----- Data provided -----

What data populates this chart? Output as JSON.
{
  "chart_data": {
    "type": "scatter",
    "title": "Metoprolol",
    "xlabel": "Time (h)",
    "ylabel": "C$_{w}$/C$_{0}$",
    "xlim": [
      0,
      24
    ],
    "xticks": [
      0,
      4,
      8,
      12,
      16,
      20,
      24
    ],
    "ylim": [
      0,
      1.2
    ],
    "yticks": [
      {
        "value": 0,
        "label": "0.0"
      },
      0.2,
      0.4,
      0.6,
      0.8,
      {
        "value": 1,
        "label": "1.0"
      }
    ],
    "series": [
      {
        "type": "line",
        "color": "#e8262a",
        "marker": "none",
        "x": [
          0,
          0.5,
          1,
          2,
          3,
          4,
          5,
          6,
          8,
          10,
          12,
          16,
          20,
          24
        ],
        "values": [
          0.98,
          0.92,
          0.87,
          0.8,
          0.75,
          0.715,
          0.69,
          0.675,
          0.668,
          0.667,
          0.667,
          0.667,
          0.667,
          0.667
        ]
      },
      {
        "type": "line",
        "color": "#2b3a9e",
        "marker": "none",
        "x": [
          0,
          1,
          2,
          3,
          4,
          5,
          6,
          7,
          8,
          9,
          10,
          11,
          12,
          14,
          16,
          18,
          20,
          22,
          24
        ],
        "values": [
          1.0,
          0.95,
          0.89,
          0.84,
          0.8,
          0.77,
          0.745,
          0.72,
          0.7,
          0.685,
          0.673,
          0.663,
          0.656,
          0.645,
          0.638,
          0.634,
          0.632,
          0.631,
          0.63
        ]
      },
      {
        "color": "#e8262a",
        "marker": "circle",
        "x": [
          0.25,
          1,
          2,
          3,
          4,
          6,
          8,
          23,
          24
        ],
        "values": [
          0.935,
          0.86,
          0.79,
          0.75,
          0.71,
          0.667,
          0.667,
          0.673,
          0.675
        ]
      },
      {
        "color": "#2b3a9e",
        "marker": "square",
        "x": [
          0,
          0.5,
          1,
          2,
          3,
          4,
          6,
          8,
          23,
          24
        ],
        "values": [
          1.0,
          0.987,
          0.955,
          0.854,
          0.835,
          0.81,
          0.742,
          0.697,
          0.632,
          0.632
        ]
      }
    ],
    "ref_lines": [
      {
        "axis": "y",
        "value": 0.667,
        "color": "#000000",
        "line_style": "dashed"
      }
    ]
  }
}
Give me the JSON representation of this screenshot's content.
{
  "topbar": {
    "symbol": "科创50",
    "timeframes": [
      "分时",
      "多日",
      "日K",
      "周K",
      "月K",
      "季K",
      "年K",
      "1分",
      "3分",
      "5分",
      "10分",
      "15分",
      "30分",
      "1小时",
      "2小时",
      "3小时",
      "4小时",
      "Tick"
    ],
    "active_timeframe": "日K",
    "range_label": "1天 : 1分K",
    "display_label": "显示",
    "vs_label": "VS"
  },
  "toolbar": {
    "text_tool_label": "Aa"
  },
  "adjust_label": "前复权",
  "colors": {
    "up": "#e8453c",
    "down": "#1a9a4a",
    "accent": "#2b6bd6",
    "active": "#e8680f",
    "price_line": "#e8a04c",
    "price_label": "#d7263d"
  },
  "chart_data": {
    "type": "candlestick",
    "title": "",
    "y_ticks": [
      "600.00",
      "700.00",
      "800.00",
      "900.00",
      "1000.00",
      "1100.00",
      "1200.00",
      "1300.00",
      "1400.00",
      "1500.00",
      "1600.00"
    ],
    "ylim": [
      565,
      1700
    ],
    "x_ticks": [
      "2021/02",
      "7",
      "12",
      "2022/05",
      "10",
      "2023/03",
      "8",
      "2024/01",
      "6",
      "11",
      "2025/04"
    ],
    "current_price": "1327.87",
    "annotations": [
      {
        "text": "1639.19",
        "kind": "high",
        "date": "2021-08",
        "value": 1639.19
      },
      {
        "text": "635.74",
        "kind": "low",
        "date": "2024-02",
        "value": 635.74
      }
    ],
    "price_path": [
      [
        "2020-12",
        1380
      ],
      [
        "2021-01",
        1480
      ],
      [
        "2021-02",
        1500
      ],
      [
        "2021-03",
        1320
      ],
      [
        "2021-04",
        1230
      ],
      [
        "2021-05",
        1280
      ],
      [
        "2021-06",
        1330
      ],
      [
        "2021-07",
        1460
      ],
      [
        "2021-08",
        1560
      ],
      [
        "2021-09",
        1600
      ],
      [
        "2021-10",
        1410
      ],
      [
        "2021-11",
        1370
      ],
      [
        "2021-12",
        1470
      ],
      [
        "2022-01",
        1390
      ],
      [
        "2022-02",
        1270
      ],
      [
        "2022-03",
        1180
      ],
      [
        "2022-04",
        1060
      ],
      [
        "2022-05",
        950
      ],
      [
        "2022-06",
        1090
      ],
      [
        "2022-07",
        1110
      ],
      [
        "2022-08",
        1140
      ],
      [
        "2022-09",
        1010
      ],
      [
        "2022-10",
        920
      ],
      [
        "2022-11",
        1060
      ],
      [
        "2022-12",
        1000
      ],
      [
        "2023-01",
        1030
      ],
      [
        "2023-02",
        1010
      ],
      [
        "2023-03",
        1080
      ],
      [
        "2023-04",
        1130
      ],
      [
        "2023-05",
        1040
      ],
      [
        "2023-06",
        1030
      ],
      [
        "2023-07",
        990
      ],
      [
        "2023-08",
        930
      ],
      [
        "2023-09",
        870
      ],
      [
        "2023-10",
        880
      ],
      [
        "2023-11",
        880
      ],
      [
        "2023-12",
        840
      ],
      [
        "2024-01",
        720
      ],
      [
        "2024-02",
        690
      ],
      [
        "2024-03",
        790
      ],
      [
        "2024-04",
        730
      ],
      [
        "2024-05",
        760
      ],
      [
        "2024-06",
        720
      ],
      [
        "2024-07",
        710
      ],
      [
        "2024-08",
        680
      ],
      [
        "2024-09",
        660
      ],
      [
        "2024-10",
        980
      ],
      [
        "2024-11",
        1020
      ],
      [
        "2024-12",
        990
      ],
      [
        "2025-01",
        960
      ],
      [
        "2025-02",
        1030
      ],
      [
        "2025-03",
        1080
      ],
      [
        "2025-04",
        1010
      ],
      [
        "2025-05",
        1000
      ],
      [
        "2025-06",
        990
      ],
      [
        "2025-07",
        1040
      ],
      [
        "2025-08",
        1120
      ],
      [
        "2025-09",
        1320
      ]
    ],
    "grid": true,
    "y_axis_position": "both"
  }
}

-----

Copy the material above, line for line.

### Answer to the exercise
What data populates this chart? Output as JSON.
{
  "chart_data": {
    "type": "scatter",
    "title": "Metoprolol",
    "xlabel": "Time (h)",
    "ylabel": "C$_{w}$/C$_{0}$",
    "xlim": [
      0,
      24
    ],
    "xticks": [
      0,
      4,
      8,
      12,
      16,
      20,
      24
    ],
    "ylim": [
      0,
      1.2
    ],
    "yticks": [
      {
        "value": 0,
        "label": "0.0"
      },
      0.2,
      0.4,
      0.6,
      0.8,
      {
        "value": 1,
        "label": "1.0"
      }
    ],
    "series": [
      {
        "type": "line",
        "color": "#e8262a",
        "marker": "none",
        "x": [
          0,
          0.5,
          1,
          2,
          3,
          4,
          5,
          6,
          8,
          10,
          12,
          16,
          20,
          24
        ],
        "values": [
          0.98,
          0.92,
          0.87,
          0.8,
          0.75,
          0.715,
          0.69,
          0.675,
          0.668,
          0.667,
          0.667,
          0.667,
          0.667,
          0.667
        ]
      },
      {
        "type": "line",
        "color": "#2b3a9e",
        "marker": "none",
        "x": [
          0,
          1,
          2,
          3,
          4,
          5,
          6,
          7,
          8,
          9,
          10,
          11,
          12,
          14,
          16,
          18,
          20,
          22,
          24
        ],
        "values": [
          1.0,
          0.95,
          0.89,
          0.84,
          0.8,
          0.77,
          0.745,
          0.72,
          0.7,
          0.685,
          0.673,
          0.663,
          0.656,
          0.645,
          0.638,
          0.634,
          0.632,
          0.631,
          0.63
        ]
      },
      {
        "color": "#e8262a",
        "marker": "circle",
        "x": [
          0.25,
          1,
          2,
          3,
          4,
          6,
          8,
          23,
          24
        ],
        "values": [
          0.935,
          0.86,
          0.79,
          0.75,
          0.71,
          0.667,
          0.667,
          0.673,
          0.675
        ]
      },
      {
        "color": "#2b3a9e",
        "marker": "square",
        "x": [
          0,
          0.5,
          1,
          2,
          3,
          4,
          6,
          8,
          23,
          24
        ],
        "values": [
          1.0,
          0.987,
          0.955,
          0.854,
          0.835,
          0.81,
          0.742,
          0.697,
          0.632,
          0.632
        ]
      }
    ],
    "ref_lines": [
      {
        "axis": "y",
        "value": 0.667,
        "color": "#000000",
        "line_style": "dashed"
      }
    ]
  }
}
Give me the JSON representation of this screenshot's content.
{
  "topbar": {
    "symbol": "科创50",
    "timeframes": [
      "分时",
      "多日",
      "日K",
      "周K",
      "月K",
      "季K",
      "年K",
      "1分",
      "3分",
      "5分",
      "10分",
      "15分",
      "30分",
      "1小时",
      "2小时",
      "3小时",
      "4小时",
      "Tick"
    ],
    "active_timeframe": "日K",
    "range_label": "1天 : 1分K",
    "display_label": "显示",
    "vs_label": "VS"
  },
  "toolbar": {
    "text_tool_label": "Aa"
  },
  "adjust_label": "前复权",
  "colors": {
    "up": "#e8453c",
    "down": "#1a9a4a",
    "accent": "#2b6bd6",
    "active": "#e8680f",
    "price_line": "#e8a04c",
    "price_label": "#d7263d"
  },
  "chart_data": {
    "type": "candlestick",
    "title": "",
    "y_ticks": [
      "600.00",
      "700.00",
      "800.00",
      "900.00",
      "1000.00",
      "1100.00",
      "1200.00",
      "1300.00",
      "1400.00",
      "1500.00",
      "1600.00"
    ],
    "ylim": [
      565,
      1700
    ],
    "x_ticks": [
      "2021/02",
      "7",
      "12",
      "2022/05",
      "10",
      "2023/03",
      "8",
      "2024/01",
      "6",
      "11",
      "2025/04"
    ],
    "current_price": "1327.87",
    "annotations": [
      {
        "text": "1639.19",
        "kind": "high",
        "date": "2021-08",
        "value": 1639.19
      },
      {
        "text": "635.74",
        "kind": "low",
        "date": "2024-02",
        "value": 635.74
      }
    ],
    "price_path": [
      [
        "2020-12",
        1380
      ],
      [
        "2021-01",
        1480
      ],
      [
        "2021-02",
        1500
      ],
      [
        "2021-03",
        1320
      ],
      [
        "2021-04",
        1230
      ],
      [
        "2021-05",
        1280
      ],
      [
        "2021-06",
        1330
      ],
      [
        "2021-07",
        1460
      ],
      [
        "2021-08",
        1560
      ],
      [
        "2021-09",
        1600
      ],
      [
        "2021-10",
        1410
      ],
      [
        "2021-11",
        1370
      ],
      [
        "2021-12",
        1470
      ],
      [
        "2022-01",
        1390
      ],
      [
        "2022-02",
        1270
      ],
      [
        "2022-03",
        1180
      ],
      [
        "2022-04",
        1060
      ],
      [
        "2022-05",
        950
      ],
      [
        "2022-06",
        1090
      ],
      [
        "2022-07",
        1110
      ],
      [
        "2022-08",
        1140
      ],
      [
        "2022-09",
        1010
      ],
      [
        "2022-10",
        920
      ],
      [
        "2022-11",
        1060
      ],
      [
        "2022-12",
        1000
      ],
      [
        "2023-01",
        1030
      ],
      [
        "2023-02",
        1010
      ],
      [
        "2023-03",
        1080
      ],
      [
        "2023-04",
        1130
      ],
      [
        "2023-05",
        1040
      ],
      [
        "2023-06",
        1030
      ],
      [
        "2023-07",
        990
      ],
      [
        "2023-08",
        930
      ],
      [
        "2023-09",
        870
      ],
      [
        "2023-10",
        880
      ],
      [
        "2023-11",
        880
      ],
      [
        "2023-12",
        840
      ],
      [
        "2024-01",
        720
      ],
      [
        "2024-02",
        690
      ],
      [
        "2024-03",
        790
      ],
      [
        "2024-04",
        730
      ],
      [
        "2024-05",
        760
      ],
      [
        "2024-06",
        720
      ],
      [
        "2024-07",
        710
      ],
      [
        "2024-08",
        680
      ],
      [
        "2024-09",
        660
      ],
      [
        "2024-10",
        980
      ],
      [
        "2024-11",
        1020
      ],
      [
        "2024-12",
        990
      ],
      [
        "2025-01",
        960
      ],
      [
        "2025-02",
        1030
      ],
      [
        "2025-03",
        1080
      ],
      [
        "2025-04",
        1010
      ],
      [
        "2025-05",
        1000
      ],
      [
        "2025-06",
        990
      ],
      [
        "2025-07",
        1040
      ],
      [
        "2025-08",
        1120
      ],
      [
        "2025-09",
        1320
      ]
    ],
    "grid": true,
    "y_axis_position": "both"
  }
}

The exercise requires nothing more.